Records from a data collection:

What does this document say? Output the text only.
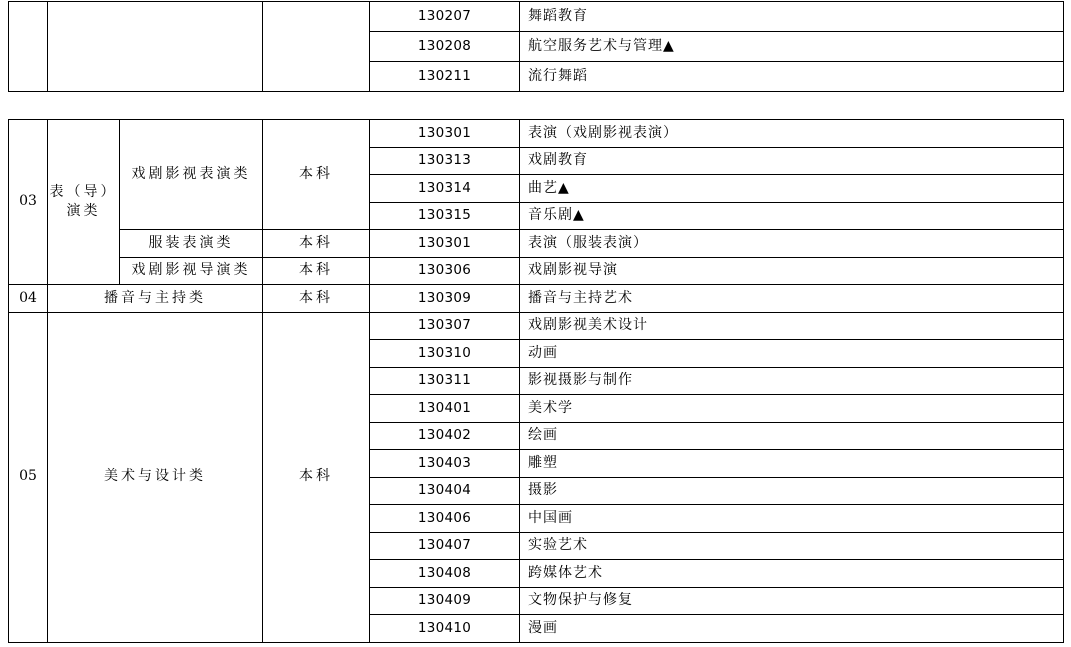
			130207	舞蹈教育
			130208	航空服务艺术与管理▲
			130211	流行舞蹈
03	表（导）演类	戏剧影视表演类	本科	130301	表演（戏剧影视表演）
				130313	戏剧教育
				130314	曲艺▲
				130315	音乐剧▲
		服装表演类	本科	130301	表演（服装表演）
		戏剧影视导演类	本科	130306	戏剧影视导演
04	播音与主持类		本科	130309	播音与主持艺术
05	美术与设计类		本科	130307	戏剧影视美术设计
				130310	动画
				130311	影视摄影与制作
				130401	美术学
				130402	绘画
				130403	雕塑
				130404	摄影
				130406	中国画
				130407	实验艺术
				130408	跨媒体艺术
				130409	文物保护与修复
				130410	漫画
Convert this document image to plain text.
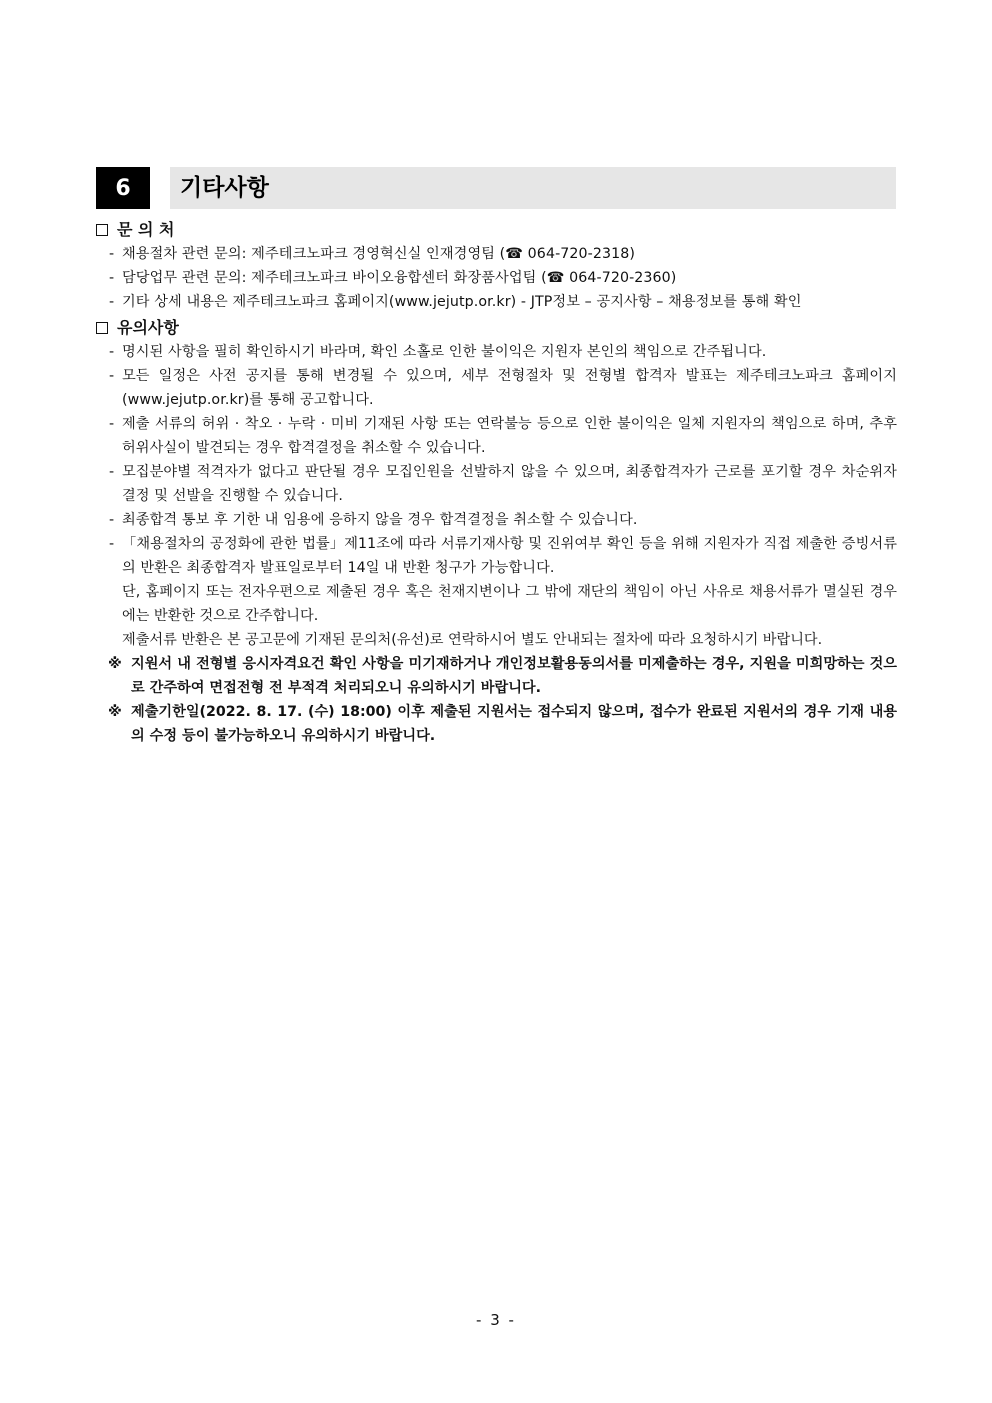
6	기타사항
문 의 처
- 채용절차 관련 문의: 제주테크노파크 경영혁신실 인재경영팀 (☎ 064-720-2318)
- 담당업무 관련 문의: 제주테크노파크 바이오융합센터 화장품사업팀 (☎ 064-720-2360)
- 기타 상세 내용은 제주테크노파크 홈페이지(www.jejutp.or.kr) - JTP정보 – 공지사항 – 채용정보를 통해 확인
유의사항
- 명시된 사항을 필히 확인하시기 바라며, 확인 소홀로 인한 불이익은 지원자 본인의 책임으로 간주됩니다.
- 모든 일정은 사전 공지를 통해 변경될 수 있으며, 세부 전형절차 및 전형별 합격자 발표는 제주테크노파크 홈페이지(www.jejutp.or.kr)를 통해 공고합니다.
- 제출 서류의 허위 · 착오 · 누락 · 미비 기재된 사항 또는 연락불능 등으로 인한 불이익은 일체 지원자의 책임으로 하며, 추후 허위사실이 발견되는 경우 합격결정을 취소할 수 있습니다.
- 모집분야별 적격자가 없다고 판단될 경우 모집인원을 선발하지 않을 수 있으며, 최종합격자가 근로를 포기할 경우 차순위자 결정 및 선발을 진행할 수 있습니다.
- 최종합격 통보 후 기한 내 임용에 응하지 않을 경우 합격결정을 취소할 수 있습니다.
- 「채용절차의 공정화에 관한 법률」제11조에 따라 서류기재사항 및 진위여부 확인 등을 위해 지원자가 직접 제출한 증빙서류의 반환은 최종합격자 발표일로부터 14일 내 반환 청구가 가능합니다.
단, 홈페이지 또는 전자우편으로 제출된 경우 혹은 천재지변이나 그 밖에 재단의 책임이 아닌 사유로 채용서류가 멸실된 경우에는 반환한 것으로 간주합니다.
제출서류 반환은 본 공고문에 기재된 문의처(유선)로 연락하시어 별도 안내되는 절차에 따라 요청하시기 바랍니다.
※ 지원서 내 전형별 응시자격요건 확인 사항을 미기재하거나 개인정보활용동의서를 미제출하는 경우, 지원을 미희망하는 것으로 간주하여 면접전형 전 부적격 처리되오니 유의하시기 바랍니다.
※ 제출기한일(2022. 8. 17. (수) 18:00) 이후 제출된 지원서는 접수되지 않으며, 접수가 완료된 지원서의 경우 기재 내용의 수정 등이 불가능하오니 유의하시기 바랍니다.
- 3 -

Directive: The copy should hold exactly the lines from the line containing "Convert this document image to plain text." through the end of the data, both ends included, and no pictures.

Task solution:
Convert this document image to plain text.
6	기타사항
문 의 처
- 채용절차 관련 문의: 제주테크노파크 경영혁신실 인재경영팀 (☎ 064-720-2318)
- 담당업무 관련 문의: 제주테크노파크 바이오융합센터 화장품사업팀 (☎ 064-720-2360)
- 기타 상세 내용은 제주테크노파크 홈페이지(www.jejutp.or.kr) - JTP정보 – 공지사항 – 채용정보를 통해 확인
유의사항
- 명시된 사항을 필히 확인하시기 바라며, 확인 소홀로 인한 불이익은 지원자 본인의 책임으로 간주됩니다.
- 모든 일정은 사전 공지를 통해 변경될 수 있으며, 세부 전형절차 및 전형별 합격자 발표는 제주테크노파크 홈페이지(www.jejutp.or.kr)를 통해 공고합니다.
- 제출 서류의 허위 · 착오 · 누락 · 미비 기재된 사항 또는 연락불능 등으로 인한 불이익은 일체 지원자의 책임으로 하며, 추후 허위사실이 발견되는 경우 합격결정을 취소할 수 있습니다.
- 모집분야별 적격자가 없다고 판단될 경우 모집인원을 선발하지 않을 수 있으며, 최종합격자가 근로를 포기할 경우 차순위자 결정 및 선발을 진행할 수 있습니다.
- 최종합격 통보 후 기한 내 임용에 응하지 않을 경우 합격결정을 취소할 수 있습니다.
- 「채용절차의 공정화에 관한 법률」제11조에 따라 서류기재사항 및 진위여부 확인 등을 위해 지원자가 직접 제출한 증빙서류의 반환은 최종합격자 발표일로부터 14일 내 반환 청구가 가능합니다.
단, 홈페이지 또는 전자우편으로 제출된 경우 혹은 천재지변이나 그 밖에 재단의 책임이 아닌 사유로 채용서류가 멸실된 경우에는 반환한 것으로 간주합니다.
제출서류 반환은 본 공고문에 기재된 문의처(유선)로 연락하시어 별도 안내되는 절차에 따라 요청하시기 바랍니다.
※ 지원서 내 전형별 응시자격요건 확인 사항을 미기재하거나 개인정보활용동의서를 미제출하는 경우, 지원을 미희망하는 것으로 간주하여 면접전형 전 부적격 처리되오니 유의하시기 바랍니다.
※ 제출기한일(2022. 8. 17. (수) 18:00) 이후 제출된 지원서는 접수되지 않으며, 접수가 완료된 지원서의 경우 기재 내용의 수정 등이 불가능하오니 유의하시기 바랍니다.
- 3 -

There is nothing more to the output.